- Enunciado 1
Transcreva do trecho sobre o romance de Manuel Antônio de Almeida a parte que começa em "Este romance é" e termina em "classificam com picaresco.".

- Trecho
+---+

Este romance é extemporâneo porque, embora escrito em pleno Romantismo, não se encaixa nele tematicamente. Está, por assim dizer, fora de sua época, de seu tempo. É um romance que em tudo se aproxima do realista, inclusive o desempenho do protagonista que possui características de anti-herói. Alguns teóricos o classificam com picaresco.

“Em Macedo, a veracidade dos costumes fluminenses aparece distorcida pela cumplicidade tácita com a leitora que quer ora rir, ora chorar, de onde resulta um realismo de segunda mão, não raro rasteiro e lamuriento. Em Manuel Antônio, o compromisso é mais alto e legítimo, porque se faz entre o relato de um momento histórico (o Rio sob d. João VI) e uma visão desenganada da existência, fonte do humor difuso no seu único romance. […] A mesma atenção é dada aos homens e mulheres que vão e vêm pelos becos do velho Rio, e dos quais o observador nota ora o ofício (‘Fora Leonardo algibebe em Lisboa, sua pátria’), ora os caracteres físicos: ‘Maria da Hortaliça, quitandeira das praças de Lisboa, saloia rechonchuda e bonitota…’; “um colega de Leonardo, miudinho, pequenino, e com fumaças de gaiato e o sacristão da Sé, sujeito alto, magro e com pretensões de elegante”…
Mas o realismo de Manuel Antônio de Almeida não se esgota nas linhas meio caricaturais com que define uma variada galeria de tipos populares. O seu valor reside principalmente em ter captado, pelo fluxo narrativo, uma das marcas da vida na pobreza, que é a perpétua sujeição à necessidade, sentida de modo fatalista como o destino de cada um. Esse contínuo esforço de driblar o acaso das condições adversas e a avidez de gozar de intervalos de boa sorte impelem os figurantes das Memórias, e, em primeiro lugar, o anti-herói Leonardo, “filho de uma pisadela e de um beliscão” para a roda viva de pequenos engodos e demandas de emprego, entremeadas com ciganagens e patuscadas que dão motivo ao romancista para fazer entrar em cena tipos e costumes do velho Rio. É supérfluo esclarecer o valor documental da obra.”

+---+

- Enunciado 2
Encontre nas entradas abaixo todas as linhas que contêm a palavra "entre" e copie-as, diferenciando maiúsculas de minúsculas.

(Listagens de elementos e caixas)
+---+

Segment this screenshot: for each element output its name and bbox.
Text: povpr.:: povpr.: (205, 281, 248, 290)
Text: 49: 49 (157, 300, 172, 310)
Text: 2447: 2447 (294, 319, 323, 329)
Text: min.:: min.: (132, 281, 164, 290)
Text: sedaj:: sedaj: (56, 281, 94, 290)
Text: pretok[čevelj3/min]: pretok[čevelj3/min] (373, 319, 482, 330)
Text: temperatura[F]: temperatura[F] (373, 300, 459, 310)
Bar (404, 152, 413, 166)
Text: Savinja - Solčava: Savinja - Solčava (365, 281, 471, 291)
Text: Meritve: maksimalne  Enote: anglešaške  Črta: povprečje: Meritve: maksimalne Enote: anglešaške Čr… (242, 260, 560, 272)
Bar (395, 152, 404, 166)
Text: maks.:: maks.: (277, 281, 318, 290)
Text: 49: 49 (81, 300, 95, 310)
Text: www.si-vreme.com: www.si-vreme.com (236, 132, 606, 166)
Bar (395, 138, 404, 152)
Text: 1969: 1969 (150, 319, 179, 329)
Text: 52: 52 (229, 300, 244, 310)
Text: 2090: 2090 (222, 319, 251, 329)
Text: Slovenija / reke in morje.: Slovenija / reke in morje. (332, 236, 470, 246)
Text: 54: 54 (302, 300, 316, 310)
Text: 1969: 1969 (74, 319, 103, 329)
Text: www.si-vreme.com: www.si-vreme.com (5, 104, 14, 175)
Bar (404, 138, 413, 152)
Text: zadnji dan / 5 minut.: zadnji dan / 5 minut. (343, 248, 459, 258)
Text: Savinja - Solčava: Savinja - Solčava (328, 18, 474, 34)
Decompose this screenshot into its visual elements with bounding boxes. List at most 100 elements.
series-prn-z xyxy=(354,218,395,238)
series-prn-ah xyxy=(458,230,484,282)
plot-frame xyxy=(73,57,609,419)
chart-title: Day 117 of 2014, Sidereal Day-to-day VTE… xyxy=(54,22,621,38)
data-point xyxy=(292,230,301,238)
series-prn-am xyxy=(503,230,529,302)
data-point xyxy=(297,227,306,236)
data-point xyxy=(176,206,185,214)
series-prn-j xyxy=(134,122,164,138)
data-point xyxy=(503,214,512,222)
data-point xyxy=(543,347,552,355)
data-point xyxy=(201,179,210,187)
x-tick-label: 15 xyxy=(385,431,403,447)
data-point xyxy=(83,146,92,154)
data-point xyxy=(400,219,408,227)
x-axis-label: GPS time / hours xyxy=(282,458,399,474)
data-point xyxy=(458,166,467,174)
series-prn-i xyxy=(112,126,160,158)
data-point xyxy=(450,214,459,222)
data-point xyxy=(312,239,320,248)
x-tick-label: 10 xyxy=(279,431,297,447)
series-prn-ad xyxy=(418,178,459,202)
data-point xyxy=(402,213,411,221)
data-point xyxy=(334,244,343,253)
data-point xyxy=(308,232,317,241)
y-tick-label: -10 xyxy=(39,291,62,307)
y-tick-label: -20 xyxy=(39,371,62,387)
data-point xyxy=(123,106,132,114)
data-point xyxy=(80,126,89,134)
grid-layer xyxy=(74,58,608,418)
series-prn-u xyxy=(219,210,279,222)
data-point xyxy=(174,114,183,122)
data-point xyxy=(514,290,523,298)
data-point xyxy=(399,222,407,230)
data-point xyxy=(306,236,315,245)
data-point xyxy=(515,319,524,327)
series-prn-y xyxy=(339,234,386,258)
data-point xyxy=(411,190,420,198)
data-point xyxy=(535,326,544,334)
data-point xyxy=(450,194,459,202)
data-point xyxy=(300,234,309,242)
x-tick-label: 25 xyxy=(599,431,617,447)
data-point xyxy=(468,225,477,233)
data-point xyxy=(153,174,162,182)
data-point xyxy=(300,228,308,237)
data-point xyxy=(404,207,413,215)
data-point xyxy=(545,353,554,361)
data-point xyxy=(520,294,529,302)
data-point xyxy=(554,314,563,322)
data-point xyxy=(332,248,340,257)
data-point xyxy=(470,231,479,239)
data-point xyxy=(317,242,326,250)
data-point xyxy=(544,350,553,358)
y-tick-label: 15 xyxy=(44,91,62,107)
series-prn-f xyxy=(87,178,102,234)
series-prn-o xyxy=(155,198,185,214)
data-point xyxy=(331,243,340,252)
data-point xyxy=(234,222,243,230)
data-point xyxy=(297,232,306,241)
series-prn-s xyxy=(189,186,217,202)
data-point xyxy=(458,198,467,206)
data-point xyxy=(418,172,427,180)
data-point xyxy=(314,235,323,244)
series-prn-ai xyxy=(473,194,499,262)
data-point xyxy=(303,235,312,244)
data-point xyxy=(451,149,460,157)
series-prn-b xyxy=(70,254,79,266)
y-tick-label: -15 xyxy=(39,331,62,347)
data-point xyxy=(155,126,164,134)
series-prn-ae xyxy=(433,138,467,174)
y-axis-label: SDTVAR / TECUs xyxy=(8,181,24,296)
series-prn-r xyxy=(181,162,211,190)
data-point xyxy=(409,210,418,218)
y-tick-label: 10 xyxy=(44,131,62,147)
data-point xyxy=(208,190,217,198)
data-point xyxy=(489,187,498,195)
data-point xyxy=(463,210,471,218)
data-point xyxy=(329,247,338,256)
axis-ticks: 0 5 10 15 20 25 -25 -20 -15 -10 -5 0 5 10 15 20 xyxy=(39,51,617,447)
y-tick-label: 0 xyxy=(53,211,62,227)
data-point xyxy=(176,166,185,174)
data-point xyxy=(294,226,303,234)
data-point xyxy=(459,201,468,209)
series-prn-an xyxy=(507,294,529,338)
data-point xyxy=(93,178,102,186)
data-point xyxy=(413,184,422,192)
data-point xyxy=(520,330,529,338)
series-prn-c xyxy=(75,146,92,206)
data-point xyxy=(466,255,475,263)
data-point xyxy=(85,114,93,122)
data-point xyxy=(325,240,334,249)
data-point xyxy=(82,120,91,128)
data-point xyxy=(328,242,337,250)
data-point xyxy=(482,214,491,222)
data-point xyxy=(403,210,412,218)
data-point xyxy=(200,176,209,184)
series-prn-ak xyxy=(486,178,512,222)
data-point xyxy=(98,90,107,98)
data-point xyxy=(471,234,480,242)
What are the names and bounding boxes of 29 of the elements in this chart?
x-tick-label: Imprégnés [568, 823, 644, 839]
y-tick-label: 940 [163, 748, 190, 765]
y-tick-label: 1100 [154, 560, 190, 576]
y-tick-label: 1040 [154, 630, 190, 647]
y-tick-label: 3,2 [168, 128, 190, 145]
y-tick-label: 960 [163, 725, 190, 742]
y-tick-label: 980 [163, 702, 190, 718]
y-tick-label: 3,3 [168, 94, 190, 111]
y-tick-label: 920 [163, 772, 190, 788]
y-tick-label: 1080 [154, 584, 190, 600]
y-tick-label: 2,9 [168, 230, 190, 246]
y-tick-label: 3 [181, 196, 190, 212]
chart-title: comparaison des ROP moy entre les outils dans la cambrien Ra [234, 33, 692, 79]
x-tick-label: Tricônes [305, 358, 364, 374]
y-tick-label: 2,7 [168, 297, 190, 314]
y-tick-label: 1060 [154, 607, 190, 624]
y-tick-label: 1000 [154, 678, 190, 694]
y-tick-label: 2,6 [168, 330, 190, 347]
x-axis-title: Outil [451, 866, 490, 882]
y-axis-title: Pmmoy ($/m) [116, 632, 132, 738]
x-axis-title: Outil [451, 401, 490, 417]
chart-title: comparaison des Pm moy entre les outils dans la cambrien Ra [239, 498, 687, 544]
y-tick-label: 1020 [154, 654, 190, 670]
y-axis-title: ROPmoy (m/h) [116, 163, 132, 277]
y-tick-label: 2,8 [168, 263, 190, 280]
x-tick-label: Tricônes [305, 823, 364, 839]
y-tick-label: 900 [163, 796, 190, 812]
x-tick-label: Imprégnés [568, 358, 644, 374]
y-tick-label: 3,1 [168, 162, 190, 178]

+---+

- Resposta correta 1
Este romance é extemporâneo porque, embora escrito em pleno Romantismo, não se encaixa nele tematicamente. Está, por assim dizer, fora de sua época, de seu tempo. É um romance que em tudo se aproxima do realista, inclusive o desempenho do protagonista que possui características de anti-herói. Alguns teóricos o classificam com picaresco.

- Resposta correta 2
chart-title: comparaison des ROP moy entre les outils dans la cambrien Ra [234, 33, 692, 79]
chart-title: comparaison des Pm moy entre les outils dans la cambrien Ra [239, 498, 687, 544]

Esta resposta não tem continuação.